RAW RECORDS –
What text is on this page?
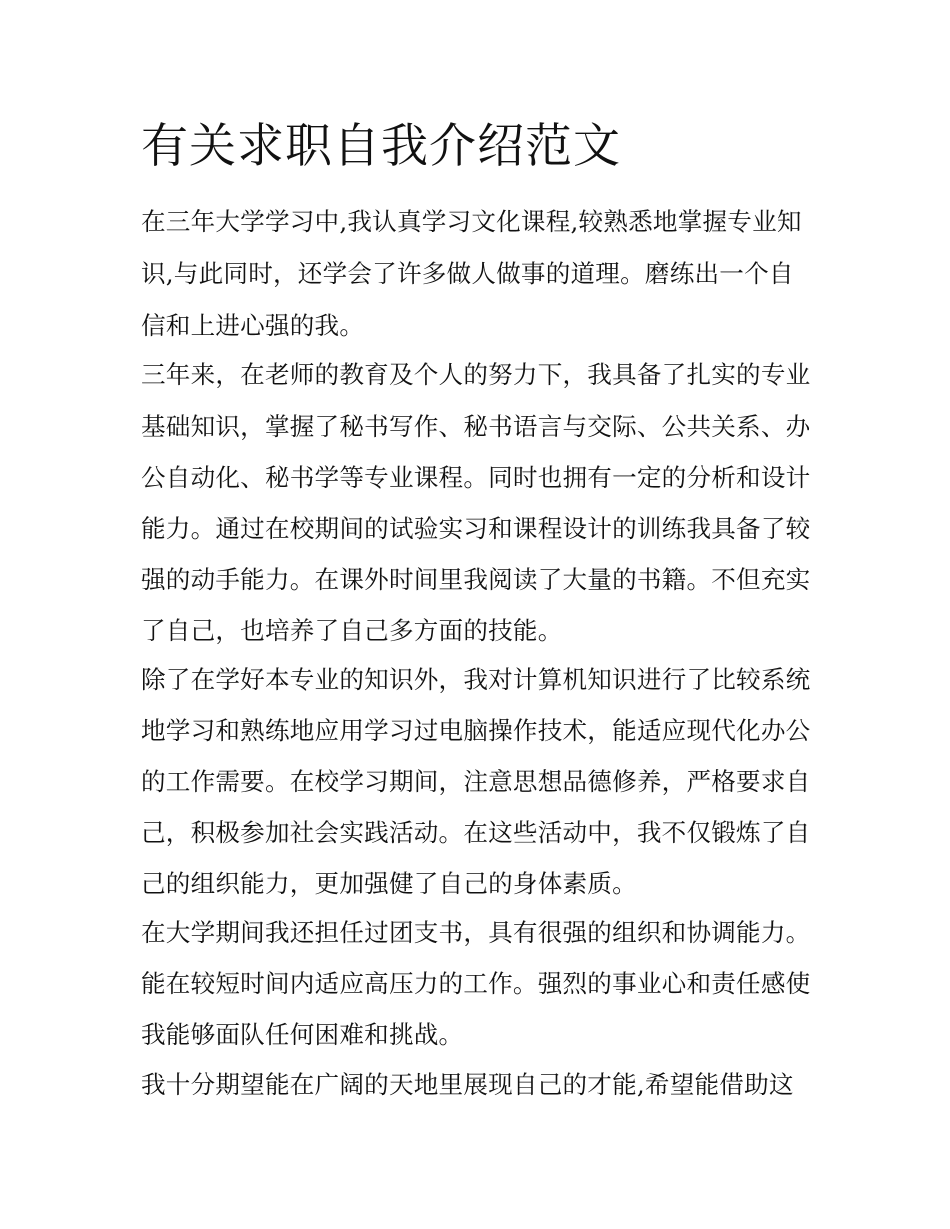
有关求职自我介绍范文

在三年大学学习中,我认真学习文化课程,较熟悉地掌握专业知

识,与此同时，还学会了许多做人做事的道理。磨练出一个自

信和上进心强的我。

三年来，在老师的教育及个人的努力下，我具备了扎实的专业

基础知识，掌握了秘书写作、秘书语言与交际、公共关系、办

公自动化、秘书学等专业课程。同时也拥有一定的分析和设计

能力。通过在校期间的试验实习和课程设计的训练我具备了较

强的动手能力。在课外时间里我阅读了大量的书籍。不但充实

了自己，也培养了自己多方面的技能。

除了在学好本专业的知识外，我对计算机知识进行了比较系统

地学习和熟练地应用学习过电脑操作技术，能适应现代化办公

的工作需要。在校学习期间，注意思想品德修养，严格要求自

己，积极参加社会实践活动。在这些活动中，我不仅锻炼了自

己的组织能力，更加强健了自己的身体素质。

在大学期间我还担任过团支书，具有很强的组织和协调能力。

能在较短时间内适应高压力的工作。强烈的事业心和责任感使

我能够面队任何困难和挑战。

我十分期望能在广阔的天地里展现自己的才能,希望能借助这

STATED TASK –
Retype everything in the material word for word, minus pictures.

TASK RESULT –
What text is on this page?
有关求职自我介绍范文

在三年大学学习中,我认真学习文化课程,较熟悉地掌握专业知

识,与此同时，还学会了许多做人做事的道理。磨练出一个自

信和上进心强的我。

三年来，在老师的教育及个人的努力下，我具备了扎实的专业

基础知识，掌握了秘书写作、秘书语言与交际、公共关系、办

公自动化、秘书学等专业课程。同时也拥有一定的分析和设计

能力。通过在校期间的试验实习和课程设计的训练我具备了较

强的动手能力。在课外时间里我阅读了大量的书籍。不但充实

了自己，也培养了自己多方面的技能。

除了在学好本专业的知识外，我对计算机知识进行了比较系统

地学习和熟练地应用学习过电脑操作技术，能适应现代化办公

的工作需要。在校学习期间，注意思想品德修养，严格要求自

己，积极参加社会实践活动。在这些活动中，我不仅锻炼了自

己的组织能力，更加强健了自己的身体素质。

在大学期间我还担任过团支书，具有很强的组织和协调能力。

能在较短时间内适应高压力的工作。强烈的事业心和责任感使

我能够面队任何困难和挑战。

我十分期望能在广阔的天地里展现自己的才能,希望能借助这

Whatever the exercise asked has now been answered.